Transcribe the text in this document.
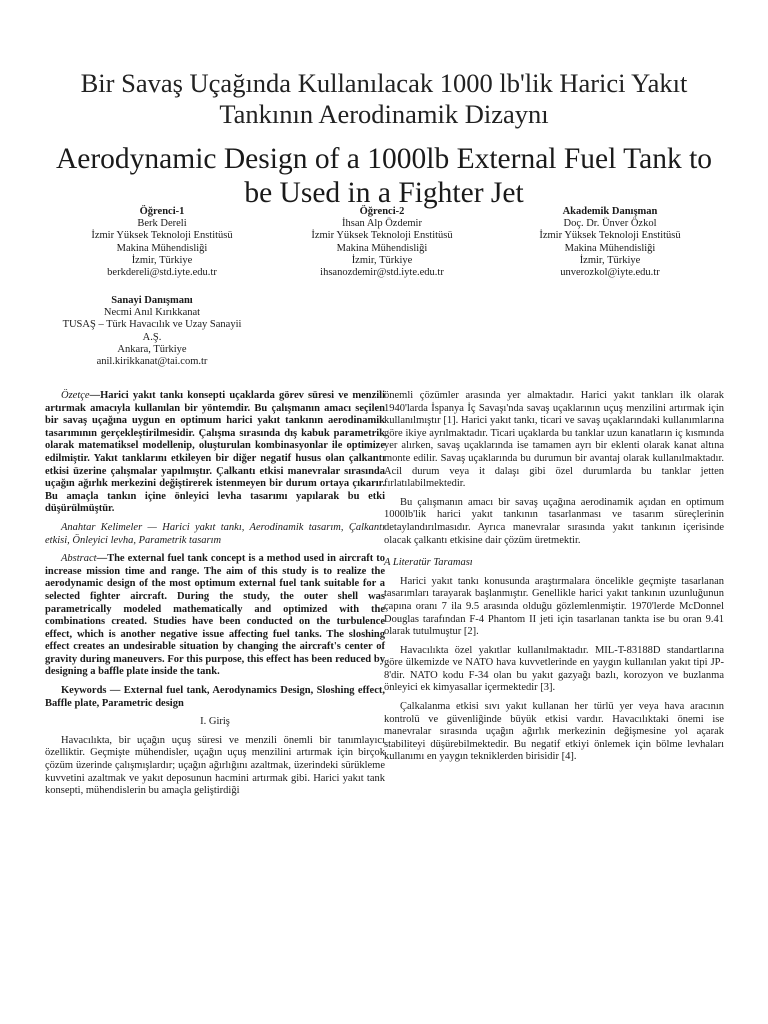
Bir Savaş Uçağında Kullanılacak 1000 lb'lik Harici Yakıt Tankının Aerodinamik Dizaynı
Aerodynamic Design of a 1000lb External Fuel Tank to be Used in a Fighter Jet
Öğrenci-1
Berk Dereli
İzmir Yüksek Teknoloji Enstitüsü
Makina Mühendisliği
İzmir, Türkiye
berkdereli@std.iyte.edu.tr
Öğrenci-2
İhsan Alp Özdemir
İzmir Yüksek Teknoloji Enstitüsü
Makina Mühendisliği
İzmir, Türkiye
ihsanozdemir@std.iyte.edu.tr
Akademik Danışman
Doç. Dr. Ünver Özkol
İzmir Yüksek Teknoloji Enstitüsü
Makina Mühendisliği
İzmir, Türkiye
unverozkol@iyte.edu.tr
Sanayi Danışmanı
Necmi Anıl Kırıkkanat
TUSAŞ – Türk Havacılık ve Uzay Sanayii
A.Ş.
Ankara, Türkiye
anil.kirikkanat@tai.com.tr

Özetçe—Harici yakıt tankı konsepti uçaklarda görev süresi ve menzili artırmak amacıyla kullanılan bir yöntemdir. Bu çalışmanın amacı seçilen bir savaş uçağına uygun en optimum harici yakıt tankının aerodinamik tasarımının gerçekleştirilmesidir. Çalışma sırasında dış kabuk parametrik olarak matematiksel modellenip, oluşturulan kombinasyonlar ile optimize edilmiştir. Yakıt tanklarını etkileyen bir diğer negatif husus olan çalkantı etkisi üzerine çalışmalar yapılmıştır. Çalkantı etkisi manevralar sırasında uçağın ağırlık merkezini değiştirerek istenmeyen bir durum ortaya çıkarır. Bu amaçla tankın içine önleyici levha tasarımı yapılarak bu etki düşürülmüştür.

Anahtar Kelimeler — Harici yakıt tankı, Aerodinamik tasarım, Çalkantı etkisi, Önleyici levha, Parametrik tasarım

Abstract—The external fuel tank concept is a method used in aircraft to increase mission time and range. The aim of this study is to realize the aerodynamic design of the most optimum external fuel tank suitable for a selected fighter aircraft. During the study, the outer shell was parametrically modeled mathematically and optimized with the combinations created. Studies have been conducted on the turbulence effect, which is another negative issue affecting fuel tanks. The sloshing effect creates an undesirable situation by changing the aircraft's center of gravity during maneuvers. For this purpose, this effect has been reduced by designing a baffle plate inside the tank.

Keywords — External fuel tank, Aerodynamics Design, Sloshing effect, Baffle plate, Parametric design

I. Giriş

Havacılıkta, bir uçağın uçuş süresi ve menzili önemli bir tanımlayıcı özelliktir. Geçmişte mühendisler, uçağın uçuş menzilini artırmak için birçok çözüm üzerinde çalışmışlardır; uçağın ağırlığını azaltmak, üzerindeki sürükleme kuvvetini azaltmak ve yakıt deposunun hacmini artırmak gibi. Harici yakıt tank konsepti, mühendislerin bu amaçla geliştirdiği

önemli çözümler arasında yer almaktadır. Harici yakıt tankları ilk olarak 1940'larda İspanya İç Savaşı'nda savaş uçaklarının uçuş menzilini artırmak için kullanılmıştır [1]. Harici yakıt tankı, ticari ve savaş uçaklarındaki kullanımlarına göre ikiye ayrılmaktadır. Ticari uçaklarda bu tanklar uzun kanatların iç kısmında yer alırken, savaş uçaklarında ise tamamen ayrı bir eklenti olarak kanat altına monte edilir. Savaş uçaklarında bu durumun bir avantaj olarak kullanılmaktadır. Acil durum veya it dalaşı gibi özel durumlarda bu tanklar jetten fırlatılabilmektedir.

Bu çalışmanın amacı bir savaş uçağına aerodinamik açıdan en optimum 1000lb'lik harici yakıt tankının tasarlanması ve tasarım süreçlerinin detaylandırılmasıdır. Ayrıca manevralar sırasında yakıt tankının içerisinde olacak çalkantı etkisine dair çözüm üretmektir.

A Literatür Taraması

Harici yakıt tankı konusunda araştırmalara öncelikle geçmişte tasarlanan tasarımları tarayarak başlanmıştır. Genellikle harici yakıt tankının uzunluğunun çapına oranı 7 ila 9.5 arasında olduğu gözlemlenmiştir. 1970'lerde McDonnel Douglas tarafından F-4 Phantom II jeti için tasarlanan tankta ise bu oran 9.41 olarak tutulmuştur [2].

Havacılıkta özel yakıtlar kullanılmaktadır. MIL-T-83188D standartlarına göre ülkemizde ve NATO hava kuvvetlerinde en yaygın kullanılan yakıt tipi JP-8'dir. NATO kodu F-34 olan bu yakıt gazyağı bazlı, korozyon ve buzlanma önleyici ek kimyasallar içermektedir [3].

Çalkalanma etkisi sıvı yakıt kullanan her türlü yer veya hava aracının kontrolü ve güvenliğinde büyük etkisi vardır. Havacılıktaki önemi ise manevralar sırasında uçağın ağırlık merkezinin değişmesine yol açarak stabiliteyi düşürebilmektedir. Bu negatif etkiyi önlemek için bölme levhaları kullanımı en yaygın tekniklerden birisidir [4].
==============================
• Set task:
Only the number is wanted: how many lines in the preceding entries hold the string "plate"?

• Written response:
2